SHORT PROBLEM:
Return every line of the records below verbatim, with no pictures in the copy.

━━━━━ DATA SUPPLIED

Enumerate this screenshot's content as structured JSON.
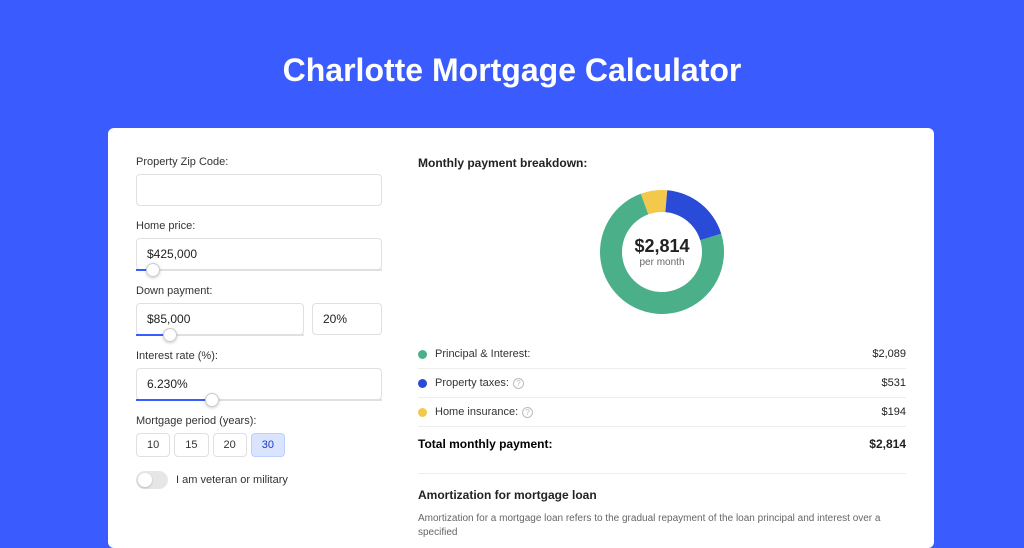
{
  "page": {
    "title": "Charlotte Mortgage Calculator",
    "background_color": "#3a5cff",
    "card_background": "#ffffff"
  },
  "form": {
    "zip": {
      "label": "Property Zip Code:",
      "value": ""
    },
    "home_price": {
      "label": "Home price:",
      "value": "$425,000",
      "slider_percent": 7
    },
    "down_payment": {
      "label": "Down payment:",
      "amount": "$85,000",
      "percent": "20%",
      "slider_percent": 20
    },
    "interest_rate": {
      "label": "Interest rate (%):",
      "value": "6.230%",
      "slider_percent": 31
    },
    "period": {
      "label": "Mortgage period (years):",
      "options": [
        "10",
        "15",
        "20",
        "30"
      ],
      "selected": "30"
    },
    "veteran": {
      "label": "I am veteran or military",
      "on": false
    }
  },
  "breakdown": {
    "title": "Monthly payment breakdown:",
    "chart": {
      "type": "donut",
      "center_value": "$2,814",
      "center_sub": "per month",
      "thickness": 22,
      "segments": [
        {
          "label": "Principal & Interest:",
          "value": "$2,089",
          "color": "#4bb08a",
          "fraction": 0.742
        },
        {
          "label": "Property taxes:",
          "value": "$531",
          "color": "#2a4ad8",
          "fraction": 0.189,
          "info": true
        },
        {
          "label": "Home insurance:",
          "value": "$194",
          "color": "#f2c94c",
          "fraction": 0.069,
          "info": true
        }
      ]
    },
    "total": {
      "label": "Total monthly payment:",
      "value": "$2,814"
    }
  },
  "amortization": {
    "title": "Amortization for mortgage loan",
    "text": "Amortization for a mortgage loan refers to the gradual repayment of the loan principal and interest over a specified"
  }
}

━━━━━━━━━━

RESPONSE TO THE EXERCISE:
Enumerate this screenshot's content as structured JSON.
{
  "page": {
    "title": "Charlotte Mortgage Calculator",
    "background_color": "#3a5cff",
    "card_background": "#ffffff"
  },
  "form": {
    "zip": {
      "label": "Property Zip Code:",
      "value": ""
    },
    "home_price": {
      "label": "Home price:",
      "value": "$425,000",
      "slider_percent": 7
    },
    "down_payment": {
      "label": "Down payment:",
      "amount": "$85,000",
      "percent": "20%",
      "slider_percent": 20
    },
    "interest_rate": {
      "label": "Interest rate (%):",
      "value": "6.230%",
      "slider_percent": 31
    },
    "period": {
      "label": "Mortgage period (years):",
      "options": [
        "10",
        "15",
        "20",
        "30"
      ],
      "selected": "30"
    },
    "veteran": {
      "label": "I am veteran or military",
      "on": false
    }
  },
  "breakdown": {
    "title": "Monthly payment breakdown:",
    "chart": {
      "type": "donut",
      "center_value": "$2,814",
      "center_sub": "per month",
      "thickness": 22,
      "segments": [
        {
          "label": "Principal & Interest:",
          "value": "$2,089",
          "color": "#4bb08a",
          "fraction": 0.742
        },
        {
          "label": "Property taxes:",
          "value": "$531",
          "color": "#2a4ad8",
          "fraction": 0.189,
          "info": true
        },
        {
          "label": "Home insurance:",
          "value": "$194",
          "color": "#f2c94c",
          "fraction": 0.069,
          "info": true
        }
      ]
    },
    "total": {
      "label": "Total monthly payment:",
      "value": "$2,814"
    }
  },
  "amortization": {
    "title": "Amortization for mortgage loan",
    "text": "Amortization for a mortgage loan refers to the gradual repayment of the loan principal and interest over a specified"
  }
}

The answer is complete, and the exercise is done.